EXERCISE GOAL ▸
Exactly reproduce each entry, leaving out nothing.

Dataset items:

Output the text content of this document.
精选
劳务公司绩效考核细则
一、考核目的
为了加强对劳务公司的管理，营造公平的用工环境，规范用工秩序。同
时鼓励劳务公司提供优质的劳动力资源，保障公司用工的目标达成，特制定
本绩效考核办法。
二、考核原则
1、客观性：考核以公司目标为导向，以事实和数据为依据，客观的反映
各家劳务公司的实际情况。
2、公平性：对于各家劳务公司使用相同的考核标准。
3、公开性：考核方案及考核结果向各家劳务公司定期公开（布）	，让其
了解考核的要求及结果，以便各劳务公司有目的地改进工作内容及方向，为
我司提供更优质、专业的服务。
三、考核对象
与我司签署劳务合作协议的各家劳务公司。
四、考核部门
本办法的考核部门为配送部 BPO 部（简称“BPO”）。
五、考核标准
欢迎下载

SOLUTION ▸
Output the text content of this document.
精选
劳务公司绩效考核细则
一、考核目的
为了加强对劳务公司的管理，营造公平的用工环境，规范用工秩序。同
时鼓励劳务公司提供优质的劳动力资源，保障公司用工的目标达成，特制定
本绩效考核办法。
二、考核原则
1、客观性：考核以公司目标为导向，以事实和数据为依据，客观的反映
各家劳务公司的实际情况。
2、公平性：对于各家劳务公司使用相同的考核标准。
3、公开性：考核方案及考核结果向各家劳务公司定期公开（布）	，让其
了解考核的要求及结果，以便各劳务公司有目的地改进工作内容及方向，为
我司提供更优质、专业的服务。
三、考核对象
与我司签署劳务合作协议的各家劳务公司。
四、考核部门
本办法的考核部门为配送部 BPO 部（简称“BPO”）。
五、考核标准
欢迎下载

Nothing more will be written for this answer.